• **Challenge**
Copy out every record below exactly as written, but leave out any pictures.

[Stored items from a collection]
○ ○ ○ ○ ○

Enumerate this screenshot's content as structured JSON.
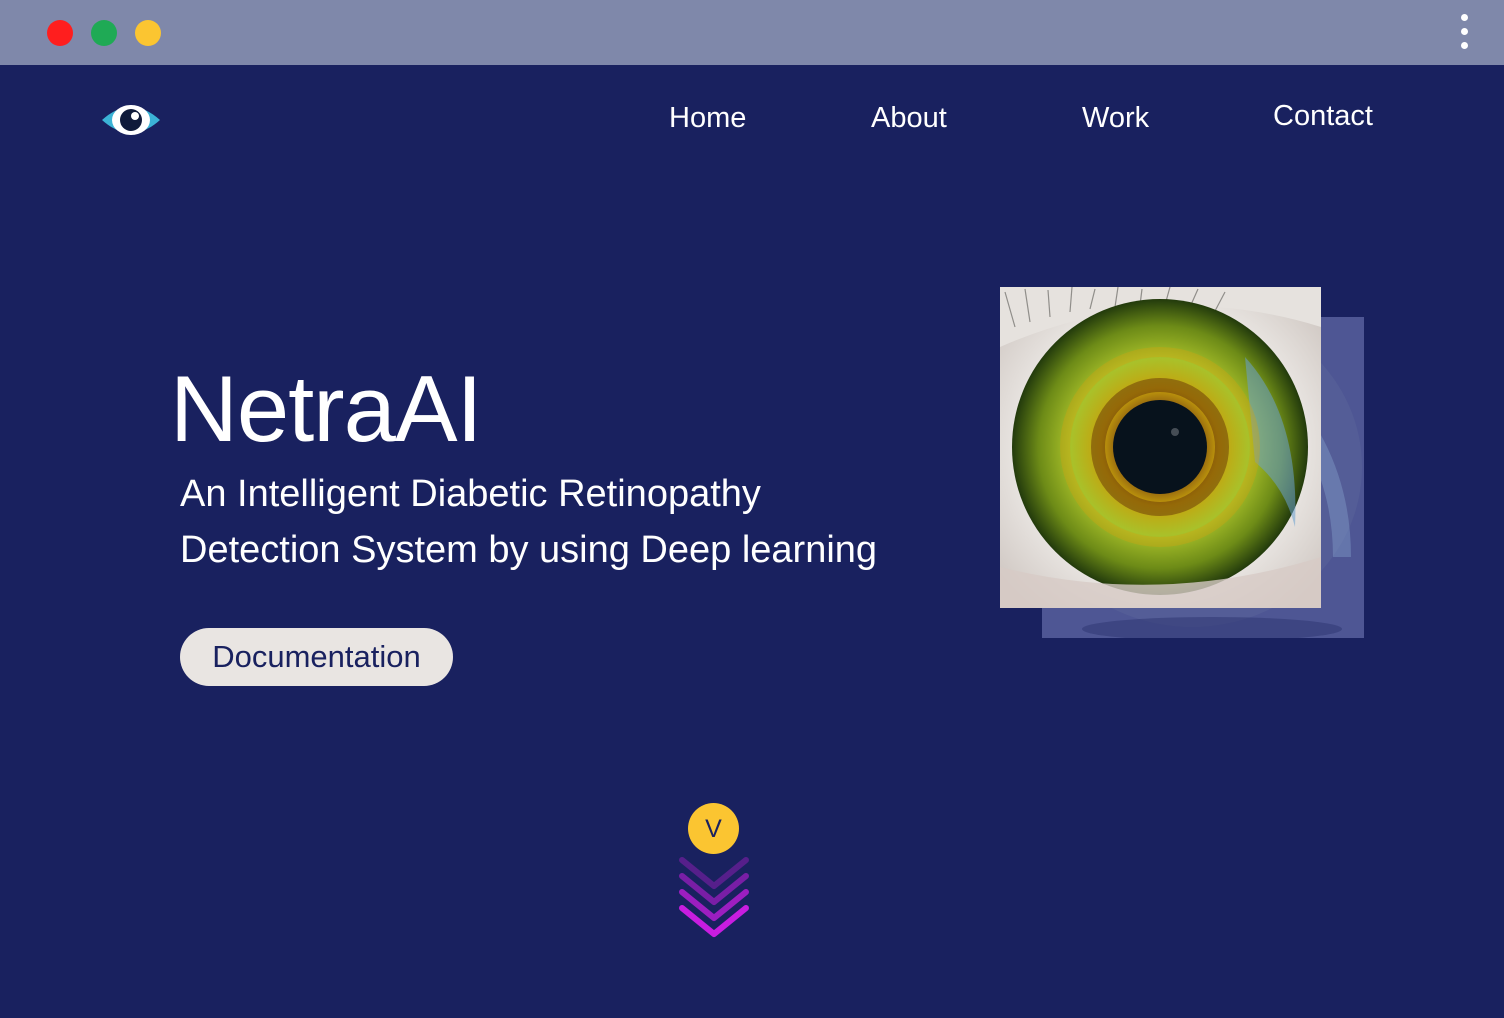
{
  "window": {
    "controls": [
      {
        "name": "close",
        "color": "#ff1e1e"
      },
      {
        "name": "maximize",
        "color": "#1faa55"
      },
      {
        "name": "minimize",
        "color": "#fbc531"
      }
    ],
    "menu_icon": "more-vertical-icon"
  },
  "nav": {
    "logo_icon": "eye-icon",
    "links": [
      "Home",
      "About",
      "Work",
      "Contact"
    ]
  },
  "hero": {
    "title": "NetraAI",
    "subtitle_line1": "An Intelligent Diabetic Retinopathy",
    "subtitle_line2": "Detection System by using Deep learning",
    "button_label": "Documentation",
    "image_icon": "eye-iris-image"
  },
  "scroll": {
    "badge_label": "V",
    "chevron_icon": "chevrons-down-icon"
  },
  "colors": {
    "background": "#19215f",
    "titlebar": "#7f88aa",
    "button_bg": "#e9e5e2",
    "badge": "#fbc531",
    "chevron": "#c81de0"
  }
}
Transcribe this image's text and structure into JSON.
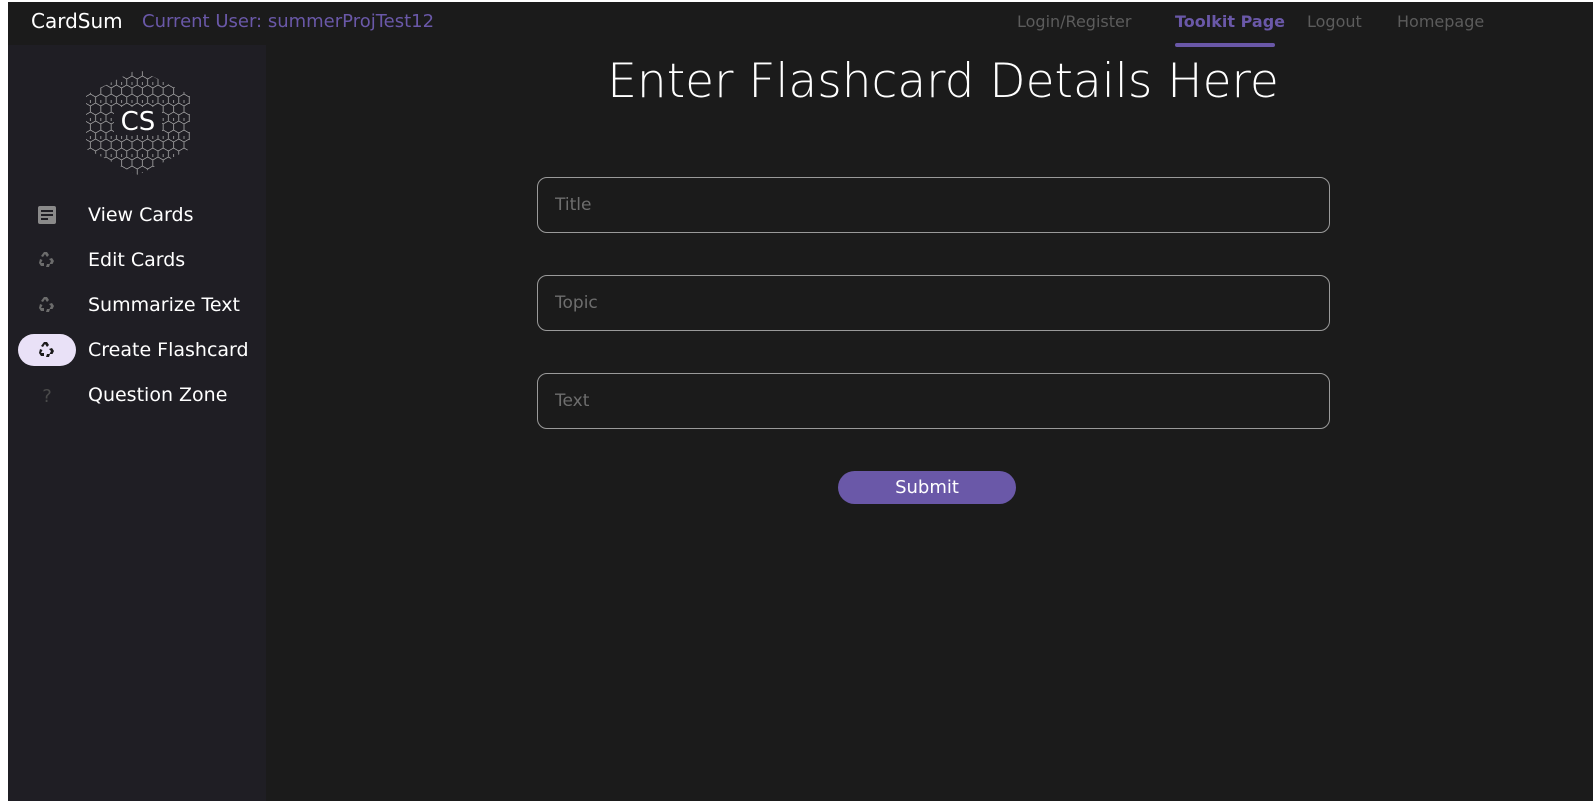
{
  "topbar": {
    "brand": "CardSum",
    "current_user": "Current User: summerProjTest12",
    "nav": [
      {
        "label": "Login/Register",
        "active": false
      },
      {
        "label": "Toolkit Page",
        "active": true
      },
      {
        "label": "Logout",
        "active": false
      },
      {
        "label": "Homepage",
        "active": false
      }
    ]
  },
  "sidebar": {
    "logo_text": "CS",
    "items": [
      {
        "label": "View Cards",
        "icon": "note-icon",
        "selected": false
      },
      {
        "label": "Edit Cards",
        "icon": "recycle-icon",
        "selected": false
      },
      {
        "label": "Summarize Text",
        "icon": "recycle-icon",
        "selected": false
      },
      {
        "label": "Create Flashcard",
        "icon": "recycle-icon",
        "selected": true
      },
      {
        "label": "Question Zone",
        "icon": "question-icon",
        "selected": false
      }
    ]
  },
  "main": {
    "title": "Enter Flashcard Details Here",
    "fields": [
      {
        "placeholder": "Title",
        "value": ""
      },
      {
        "placeholder": "Topic",
        "value": ""
      },
      {
        "placeholder": "Text",
        "value": ""
      }
    ],
    "submit_label": "Submit"
  },
  "colors": {
    "accent": "#6a58a8",
    "background": "#1b1b1b",
    "sidebar": "#1f1e24",
    "selected_pill": "#e9e1f7"
  }
}
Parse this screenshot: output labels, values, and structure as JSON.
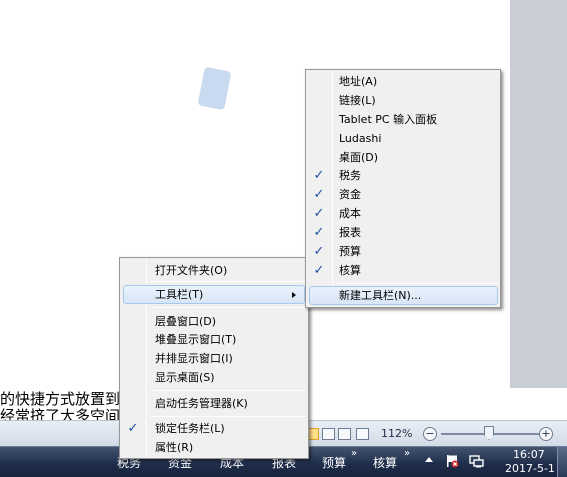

○ ○ ○ ○ ○

• **Exercise response**
Enumerate this screenshot's content as structured JSON.
{
  "window": {
    "controls": [
      {
        "name": "close",
        "color": "#ff1e1e"
      },
      {
        "name": "maximize",
        "color": "#1faa55"
      },
      {
        "name": "minimize",
        "color": "#fbc531"
      }
    ],
    "menu_icon": "more-vertical-icon"
  },
  "nav": {
    "logo_icon": "eye-icon",
    "links": [
      "Home",
      "About",
      "Work",
      "Contact"
    ]
  },
  "hero": {
    "title": "NetraAI",
    "subtitle_line1": "An Intelligent Diabetic Retinopathy",
    "subtitle_line2": "Detection System by using Deep learning",
    "button_label": "Documentation",
    "image_icon": "eye-iris-image"
  },
  "scroll": {
    "badge_label": "V",
    "chevron_icon": "chevrons-down-icon"
  },
  "colors": {
    "background": "#19215f",
    "titlebar": "#7f88aa",
    "button_bg": "#e9e5e2",
    "badge": "#fbc531",
    "chevron": "#c81de0"
  }
}
Transcribe this image's text and structure into JSON.
{
  "topbar": {
    "brand": "CardSum",
    "current_user": "Current User: summerProjTest12",
    "nav": [
      {
        "label": "Login/Register",
        "active": false
      },
      {
        "label": "Toolkit Page",
        "active": true
      },
      {
        "label": "Logout",
        "active": false
      },
      {
        "label": "Homepage",
        "active": false
      }
    ]
  },
  "sidebar": {
    "logo_text": "CS",
    "items": [
      {
        "label": "View Cards",
        "icon": "note-icon",
        "selected": false
      },
      {
        "label": "Edit Cards",
        "icon": "recycle-icon",
        "selected": false
      },
      {
        "label": "Summarize Text",
        "icon": "recycle-icon",
        "selected": false
      },
      {
        "label": "Create Flashcard",
        "icon": "recycle-icon",
        "selected": true
      },
      {
        "label": "Question Zone",
        "icon": "question-icon",
        "selected": false
      }
    ]
  },
  "main": {
    "title": "Enter Flashcard Details Here",
    "fields": [
      {
        "placeholder": "Title",
        "value": ""
      },
      {
        "placeholder": "Topic",
        "value": ""
      },
      {
        "placeholder": "Text",
        "value": ""
      }
    ],
    "submit_label": "Submit"
  },
  "colors": {
    "accent": "#6a58a8",
    "background": "#1b1b1b",
    "sidebar": "#1f1e24",
    "selected_pill": "#e9e1f7"
  }
}
Parse this screenshot: output labels, values, and structure as JSON.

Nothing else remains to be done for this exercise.